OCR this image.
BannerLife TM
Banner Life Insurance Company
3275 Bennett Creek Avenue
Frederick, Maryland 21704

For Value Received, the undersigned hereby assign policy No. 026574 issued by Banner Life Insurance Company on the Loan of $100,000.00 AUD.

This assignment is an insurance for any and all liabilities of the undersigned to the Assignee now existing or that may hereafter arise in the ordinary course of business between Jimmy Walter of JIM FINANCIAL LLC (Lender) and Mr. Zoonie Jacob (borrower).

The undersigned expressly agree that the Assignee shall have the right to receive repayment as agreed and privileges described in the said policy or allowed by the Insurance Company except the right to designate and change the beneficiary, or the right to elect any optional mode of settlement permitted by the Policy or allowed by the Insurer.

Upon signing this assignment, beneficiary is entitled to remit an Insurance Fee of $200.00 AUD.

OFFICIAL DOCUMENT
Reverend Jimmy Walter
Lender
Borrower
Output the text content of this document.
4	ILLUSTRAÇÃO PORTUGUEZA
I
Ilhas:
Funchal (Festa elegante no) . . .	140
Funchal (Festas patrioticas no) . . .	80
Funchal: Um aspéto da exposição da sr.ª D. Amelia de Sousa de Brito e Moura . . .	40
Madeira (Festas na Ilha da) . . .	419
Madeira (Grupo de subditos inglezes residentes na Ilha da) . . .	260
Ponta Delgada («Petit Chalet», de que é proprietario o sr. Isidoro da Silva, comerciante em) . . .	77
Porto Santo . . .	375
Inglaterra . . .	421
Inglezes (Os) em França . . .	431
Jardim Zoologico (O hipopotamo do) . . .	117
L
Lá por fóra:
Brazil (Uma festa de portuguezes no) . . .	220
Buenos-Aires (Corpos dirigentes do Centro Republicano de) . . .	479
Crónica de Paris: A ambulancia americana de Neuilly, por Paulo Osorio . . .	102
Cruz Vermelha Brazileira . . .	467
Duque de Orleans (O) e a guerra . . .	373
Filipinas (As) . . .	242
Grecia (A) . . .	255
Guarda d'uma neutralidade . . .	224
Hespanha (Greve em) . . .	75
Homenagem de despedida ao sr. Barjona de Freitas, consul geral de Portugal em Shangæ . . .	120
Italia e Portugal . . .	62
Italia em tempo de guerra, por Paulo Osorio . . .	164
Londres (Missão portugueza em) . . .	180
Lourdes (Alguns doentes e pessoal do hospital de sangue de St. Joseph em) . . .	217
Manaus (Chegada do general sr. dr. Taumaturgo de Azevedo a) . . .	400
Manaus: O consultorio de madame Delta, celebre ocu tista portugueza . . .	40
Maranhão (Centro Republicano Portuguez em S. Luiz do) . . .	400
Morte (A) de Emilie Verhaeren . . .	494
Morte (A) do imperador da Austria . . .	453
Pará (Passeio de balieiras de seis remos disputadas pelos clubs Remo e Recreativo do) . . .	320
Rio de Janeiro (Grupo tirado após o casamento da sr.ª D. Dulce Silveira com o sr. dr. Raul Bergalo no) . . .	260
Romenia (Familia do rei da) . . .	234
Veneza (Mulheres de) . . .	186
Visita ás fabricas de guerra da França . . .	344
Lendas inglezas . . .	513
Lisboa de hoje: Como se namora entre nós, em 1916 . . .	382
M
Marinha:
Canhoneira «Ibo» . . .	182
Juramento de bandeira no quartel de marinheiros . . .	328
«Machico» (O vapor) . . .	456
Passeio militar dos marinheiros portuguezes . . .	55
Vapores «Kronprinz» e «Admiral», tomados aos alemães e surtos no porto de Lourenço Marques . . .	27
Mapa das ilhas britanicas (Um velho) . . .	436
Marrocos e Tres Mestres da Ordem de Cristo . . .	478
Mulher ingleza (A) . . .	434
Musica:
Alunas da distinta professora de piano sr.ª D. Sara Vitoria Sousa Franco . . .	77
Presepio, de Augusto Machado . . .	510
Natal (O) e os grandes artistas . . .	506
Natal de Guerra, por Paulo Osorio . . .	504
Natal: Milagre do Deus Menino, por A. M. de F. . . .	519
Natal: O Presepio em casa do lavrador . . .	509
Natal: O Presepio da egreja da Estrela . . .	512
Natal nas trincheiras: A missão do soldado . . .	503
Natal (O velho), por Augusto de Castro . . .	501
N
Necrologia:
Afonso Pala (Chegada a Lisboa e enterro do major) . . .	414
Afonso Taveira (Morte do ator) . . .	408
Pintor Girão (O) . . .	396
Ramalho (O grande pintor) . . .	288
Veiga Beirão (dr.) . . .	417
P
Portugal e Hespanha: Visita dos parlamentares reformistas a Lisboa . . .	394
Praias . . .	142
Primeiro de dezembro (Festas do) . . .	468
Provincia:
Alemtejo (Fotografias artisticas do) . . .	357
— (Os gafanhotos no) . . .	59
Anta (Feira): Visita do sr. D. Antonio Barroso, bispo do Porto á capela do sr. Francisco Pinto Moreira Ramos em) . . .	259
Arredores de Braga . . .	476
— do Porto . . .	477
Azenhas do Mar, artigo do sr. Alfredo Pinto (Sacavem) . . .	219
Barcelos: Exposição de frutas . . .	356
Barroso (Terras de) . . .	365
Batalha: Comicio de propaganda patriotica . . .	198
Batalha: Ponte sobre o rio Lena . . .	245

——————————

* **WHAT IS NEEDED**: Track down every line of the material containing the string "Madeira", and copy it.

* **RESPONSE**:
Madeira (Festas na Ilha da) . . .	419
Madeira (Grupo de subditos inglezes residentes na Ilha da) . . .	260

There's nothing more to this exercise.